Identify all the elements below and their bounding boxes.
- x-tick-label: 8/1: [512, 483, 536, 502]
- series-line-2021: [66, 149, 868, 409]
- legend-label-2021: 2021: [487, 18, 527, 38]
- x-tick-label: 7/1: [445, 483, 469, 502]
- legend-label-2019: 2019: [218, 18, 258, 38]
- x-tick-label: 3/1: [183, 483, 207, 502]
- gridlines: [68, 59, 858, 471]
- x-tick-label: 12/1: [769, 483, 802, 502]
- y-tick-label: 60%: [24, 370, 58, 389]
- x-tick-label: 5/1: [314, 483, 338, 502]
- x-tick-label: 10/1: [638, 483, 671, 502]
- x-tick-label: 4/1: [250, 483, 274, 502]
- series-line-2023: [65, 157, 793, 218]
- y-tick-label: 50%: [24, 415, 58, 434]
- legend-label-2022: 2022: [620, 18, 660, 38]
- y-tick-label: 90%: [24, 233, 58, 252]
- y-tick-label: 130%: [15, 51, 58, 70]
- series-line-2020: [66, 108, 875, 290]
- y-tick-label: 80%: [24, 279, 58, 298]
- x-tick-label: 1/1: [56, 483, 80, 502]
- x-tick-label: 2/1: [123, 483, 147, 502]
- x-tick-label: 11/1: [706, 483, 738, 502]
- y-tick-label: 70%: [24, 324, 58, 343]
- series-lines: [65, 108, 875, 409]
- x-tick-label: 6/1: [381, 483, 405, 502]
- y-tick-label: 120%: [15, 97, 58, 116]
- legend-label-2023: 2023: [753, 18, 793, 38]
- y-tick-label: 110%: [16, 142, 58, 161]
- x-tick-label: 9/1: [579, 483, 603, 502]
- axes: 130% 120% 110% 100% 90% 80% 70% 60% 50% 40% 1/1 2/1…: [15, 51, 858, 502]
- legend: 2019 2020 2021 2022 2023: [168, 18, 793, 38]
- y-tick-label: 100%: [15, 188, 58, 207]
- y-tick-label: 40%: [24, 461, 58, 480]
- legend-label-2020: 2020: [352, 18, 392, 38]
----
*EXERCISE OBJECTIVE*. Give the data again from its first line through the line that contains "- series-lines: [65, 108, 875, 409]", switching every "x-tick-label" to "x-axis-label" and leaving everything else unchanged.

*TASK ANSWER*.
Identify all the elements below and their bounding boxes.
- x-axis-label: 8/1: [512, 483, 536, 502]
- series-line-2021: [66, 149, 868, 409]
- legend-label-2021: 2021: [487, 18, 527, 38]
- x-axis-label: 7/1: [445, 483, 469, 502]
- legend-label-2019: 2019: [218, 18, 258, 38]
- x-axis-label: 3/1: [183, 483, 207, 502]
- gridlines: [68, 59, 858, 471]
- x-axis-label: 12/1: [769, 483, 802, 502]
- y-tick-label: 60%: [24, 370, 58, 389]
- x-axis-label: 5/1: [314, 483, 338, 502]
- x-axis-label: 10/1: [638, 483, 671, 502]
- x-axis-label: 4/1: [250, 483, 274, 502]
- series-line-2023: [65, 157, 793, 218]
- y-tick-label: 50%: [24, 415, 58, 434]
- legend-label-2022: 2022: [620, 18, 660, 38]
- y-tick-label: 90%: [24, 233, 58, 252]
- y-tick-label: 130%: [15, 51, 58, 70]
- series-line-2020: [66, 108, 875, 290]
- y-tick-label: 80%: [24, 279, 58, 298]
- x-axis-label: 1/1: [56, 483, 80, 502]
- x-axis-label: 2/1: [123, 483, 147, 502]
- x-axis-label: 11/1: [706, 483, 738, 502]
- y-tick-label: 70%: [24, 324, 58, 343]
- series-lines: [65, 108, 875, 409]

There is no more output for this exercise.